» TASK REQUIREMENTS: Retype all of the entries word for word.
start MATERIAL PROVIDED
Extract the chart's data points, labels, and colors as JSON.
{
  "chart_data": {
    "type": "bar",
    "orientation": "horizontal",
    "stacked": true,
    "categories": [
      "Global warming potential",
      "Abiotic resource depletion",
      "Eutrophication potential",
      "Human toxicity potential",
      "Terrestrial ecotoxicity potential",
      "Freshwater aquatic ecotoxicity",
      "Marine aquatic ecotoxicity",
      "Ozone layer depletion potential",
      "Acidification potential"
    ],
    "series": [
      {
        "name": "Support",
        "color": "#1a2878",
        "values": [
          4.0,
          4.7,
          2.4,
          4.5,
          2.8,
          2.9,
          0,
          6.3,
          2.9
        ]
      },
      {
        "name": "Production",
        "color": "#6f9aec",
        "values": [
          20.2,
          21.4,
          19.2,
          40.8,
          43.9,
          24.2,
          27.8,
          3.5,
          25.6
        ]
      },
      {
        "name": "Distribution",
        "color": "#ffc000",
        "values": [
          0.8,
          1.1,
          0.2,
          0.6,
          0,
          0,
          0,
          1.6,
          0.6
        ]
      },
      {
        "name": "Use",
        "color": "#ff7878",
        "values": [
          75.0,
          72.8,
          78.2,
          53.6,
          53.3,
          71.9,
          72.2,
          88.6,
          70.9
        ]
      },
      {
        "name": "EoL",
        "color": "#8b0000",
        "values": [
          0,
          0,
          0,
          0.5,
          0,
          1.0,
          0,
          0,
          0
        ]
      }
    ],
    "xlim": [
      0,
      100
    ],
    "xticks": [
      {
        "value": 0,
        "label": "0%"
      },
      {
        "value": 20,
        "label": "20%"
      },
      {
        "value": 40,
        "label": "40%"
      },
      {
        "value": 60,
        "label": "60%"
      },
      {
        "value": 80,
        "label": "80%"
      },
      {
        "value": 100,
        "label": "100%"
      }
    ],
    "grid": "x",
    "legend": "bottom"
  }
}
end MATERIAL PROVIDED
» ANSWER:
Extract the chart's data points, labels, and colors as JSON.
{
  "chart_data": {
    "type": "bar",
    "orientation": "horizontal",
    "stacked": true,
    "categories": [
      "Global warming potential",
      "Abiotic resource depletion",
      "Eutrophication potential",
      "Human toxicity potential",
      "Terrestrial ecotoxicity potential",
      "Freshwater aquatic ecotoxicity",
      "Marine aquatic ecotoxicity",
      "Ozone layer depletion potential",
      "Acidification potential"
    ],
    "series": [
      {
        "name": "Support",
        "color": "#1a2878",
        "values": [
          4.0,
          4.7,
          2.4,
          4.5,
          2.8,
          2.9,
          0,
          6.3,
          2.9
        ]
      },
      {
        "name": "Production",
        "color": "#6f9aec",
        "values": [
          20.2,
          21.4,
          19.2,
          40.8,
          43.9,
          24.2,
          27.8,
          3.5,
          25.6
        ]
      },
      {
        "name": "Distribution",
        "color": "#ffc000",
        "values": [
          0.8,
          1.1,
          0.2,
          0.6,
          0,
          0,
          0,
          1.6,
          0.6
        ]
      },
      {
        "name": "Use",
        "color": "#ff7878",
        "values": [
          75.0,
          72.8,
          78.2,
          53.6,
          53.3,
          71.9,
          72.2,
          88.6,
          70.9
        ]
      },
      {
        "name": "EoL",
        "color": "#8b0000",
        "values": [
          0,
          0,
          0,
          0.5,
          0,
          1.0,
          0,
          0,
          0
        ]
      }
    ],
    "xlim": [
      0,
      100
    ],
    "xticks": [
      {
        "value": 0,
        "label": "0%"
      },
      {
        "value": 20,
        "label": "20%"
      },
      {
        "value": 40,
        "label": "40%"
      },
      {
        "value": 60,
        "label": "60%"
      },
      {
        "value": 80,
        "label": "80%"
      },
      {
        "value": 100,
        "label": "100%"
      }
    ],
    "grid": "x",
    "legend": "bottom"
  }
}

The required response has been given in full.